Brano scelto ->
Il sagrato è stato limitato con aiuole e piante al tempo di don Giordano ed è stata creata una rampa per l'accesso alla Chiesa di portatori di handicap.

Il posto

La chiesa di S. Lucia è situata lungo l'omonima via che continua la discesa dal monte Trebbio e porta a Faenza e che lungo il percorso cambia più volte nome (Samoggia, Urbiano ecc.).
E' percorsa da tanti ciclisti, soprattutto faentini e forlivesi e non solo. Ha visto passare più volte gare di professionisti e il 24 maggio 2009 anche il Giro d'Italia che ha fatto tappa a Faenza

In questi ultimi anni la frazione si è arricchita di un villaggio di un centinaio di abitazioni.
E' bello vedere la Chiesa immersa nel verde delle stagioni e nella fioritura dei peschi.

Don Giordano (parroco dal 1976 al 2007), artista e fotografo, ha immortalato sulla pellicola coreografie da lui ideate e realizzate in vari momenti della vita parrocchiale, soprattutto nel mese di dicembre, quando al 13 c'è la festa di S. Lucia e il tempo natalizio.

 

La porta

La porta

Nel 1982 è stata rifatta e rinforzata la porta di entrata della Chiesa ed è stata abbellita con pannelli in ceramica legati al tema della luce. Il ceramista è stato Edo Bianchedi. I pannelli principali sono contornati da pannelli più piccoli in ceramica con fregi decorativi a tema di foglie e grappoli d'uva.

Attività proposte ->
A: Traduci in inglese questa frase del brano sulla chiesa di S. Lucia: "E' bello vedere la Chiesa immersa nel verde delle stagioni e nella fioritura dei peschi."
B: Cita dal brano sulla chiesa di S. Lucia il tratto compreso tra "In questi ultimi" e "il tempo natalizio.", inclusi entrambi.

Dati disponibili ->

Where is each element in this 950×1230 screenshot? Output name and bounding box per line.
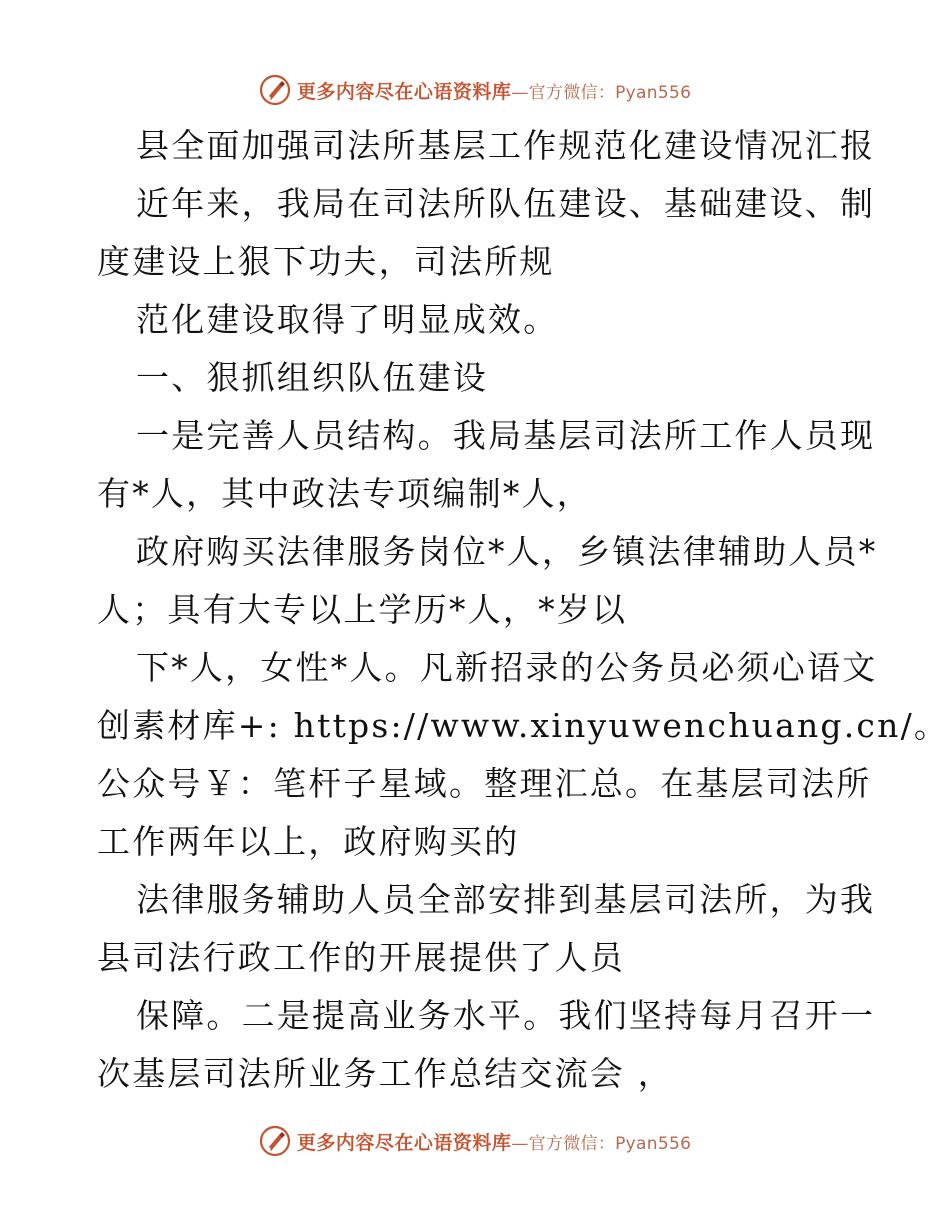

Soluzioni qui sotto ->
A: It is lovely to see the Church surrounded by the green of the seasons and by the blossoming of the peach trees.

B:
In questi ultimi anni la frazione si è arricchita di un villaggio di un centinaio di abitazioni.
E' bello vedere la Chiesa immersa nel verde delle stagioni e nella fioritura dei peschi.

Don Giordano (parroco dal 1976 al 2007), artista e fotografo, ha immortalato sulla pellicola coreografie da lui ideate e realizzate in vari momenti della vita parrocchiale, soprattutto nel mese di dicembre, quando al 13 c'è la festa di S. Lucia e il tempo natalizio.